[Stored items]
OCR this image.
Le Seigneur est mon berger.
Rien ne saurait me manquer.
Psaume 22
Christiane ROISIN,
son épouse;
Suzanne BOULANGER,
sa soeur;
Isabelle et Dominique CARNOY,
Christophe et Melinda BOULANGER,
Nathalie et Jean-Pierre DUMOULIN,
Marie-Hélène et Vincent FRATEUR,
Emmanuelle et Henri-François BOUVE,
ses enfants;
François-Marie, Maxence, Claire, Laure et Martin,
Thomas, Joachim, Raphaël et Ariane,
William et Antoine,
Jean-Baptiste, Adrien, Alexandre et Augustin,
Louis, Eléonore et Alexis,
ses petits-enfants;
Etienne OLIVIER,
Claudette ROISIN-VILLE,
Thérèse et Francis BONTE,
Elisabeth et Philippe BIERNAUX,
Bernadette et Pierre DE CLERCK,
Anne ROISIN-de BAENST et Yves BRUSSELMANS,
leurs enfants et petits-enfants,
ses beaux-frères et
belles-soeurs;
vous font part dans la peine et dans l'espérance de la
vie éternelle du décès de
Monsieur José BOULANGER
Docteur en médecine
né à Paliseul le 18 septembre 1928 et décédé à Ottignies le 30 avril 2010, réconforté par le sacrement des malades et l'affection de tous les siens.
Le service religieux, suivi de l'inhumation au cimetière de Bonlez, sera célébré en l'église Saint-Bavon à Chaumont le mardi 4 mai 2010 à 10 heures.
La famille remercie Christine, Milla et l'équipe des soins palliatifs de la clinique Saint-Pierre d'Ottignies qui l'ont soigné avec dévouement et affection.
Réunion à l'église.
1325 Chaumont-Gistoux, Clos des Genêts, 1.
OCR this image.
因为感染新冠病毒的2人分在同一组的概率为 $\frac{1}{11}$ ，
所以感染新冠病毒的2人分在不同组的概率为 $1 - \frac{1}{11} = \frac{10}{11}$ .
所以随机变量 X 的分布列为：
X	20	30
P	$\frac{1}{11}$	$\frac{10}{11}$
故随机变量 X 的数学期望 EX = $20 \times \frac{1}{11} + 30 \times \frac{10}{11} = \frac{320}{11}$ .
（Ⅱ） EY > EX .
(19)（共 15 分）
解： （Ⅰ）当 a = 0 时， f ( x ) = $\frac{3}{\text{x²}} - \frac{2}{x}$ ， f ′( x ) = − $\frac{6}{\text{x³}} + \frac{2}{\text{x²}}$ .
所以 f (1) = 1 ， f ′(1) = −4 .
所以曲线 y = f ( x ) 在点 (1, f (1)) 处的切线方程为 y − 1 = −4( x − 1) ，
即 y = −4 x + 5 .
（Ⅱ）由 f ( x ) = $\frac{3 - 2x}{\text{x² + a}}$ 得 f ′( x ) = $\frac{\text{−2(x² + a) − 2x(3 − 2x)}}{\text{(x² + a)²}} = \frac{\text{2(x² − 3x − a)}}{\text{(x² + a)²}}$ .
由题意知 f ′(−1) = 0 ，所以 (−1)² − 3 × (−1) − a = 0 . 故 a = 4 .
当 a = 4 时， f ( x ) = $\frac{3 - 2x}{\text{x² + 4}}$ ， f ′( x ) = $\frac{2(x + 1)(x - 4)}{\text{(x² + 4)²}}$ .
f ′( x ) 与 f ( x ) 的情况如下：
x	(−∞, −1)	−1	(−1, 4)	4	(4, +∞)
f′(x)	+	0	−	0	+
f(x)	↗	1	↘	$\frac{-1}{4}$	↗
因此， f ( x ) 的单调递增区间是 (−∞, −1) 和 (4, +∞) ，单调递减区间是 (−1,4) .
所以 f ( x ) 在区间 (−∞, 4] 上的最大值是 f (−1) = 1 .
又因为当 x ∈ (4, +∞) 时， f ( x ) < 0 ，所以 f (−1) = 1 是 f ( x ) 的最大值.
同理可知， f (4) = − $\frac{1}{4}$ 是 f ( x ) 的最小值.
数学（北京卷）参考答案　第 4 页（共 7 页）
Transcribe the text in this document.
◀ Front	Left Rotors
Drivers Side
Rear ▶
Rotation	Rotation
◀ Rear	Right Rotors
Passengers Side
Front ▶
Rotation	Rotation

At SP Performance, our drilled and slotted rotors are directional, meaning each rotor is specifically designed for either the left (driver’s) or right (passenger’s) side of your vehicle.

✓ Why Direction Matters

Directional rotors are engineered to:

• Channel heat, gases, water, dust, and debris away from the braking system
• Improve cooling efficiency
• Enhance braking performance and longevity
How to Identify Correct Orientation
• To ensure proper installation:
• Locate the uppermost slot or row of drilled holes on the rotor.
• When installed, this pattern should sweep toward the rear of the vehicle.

- [Exercise brief]: Search the entries for the word "enfants" and pick out every line that holds it.

- [Result]:
ses enfants;
ses petits-enfants;
leurs enfants et petits-enfants,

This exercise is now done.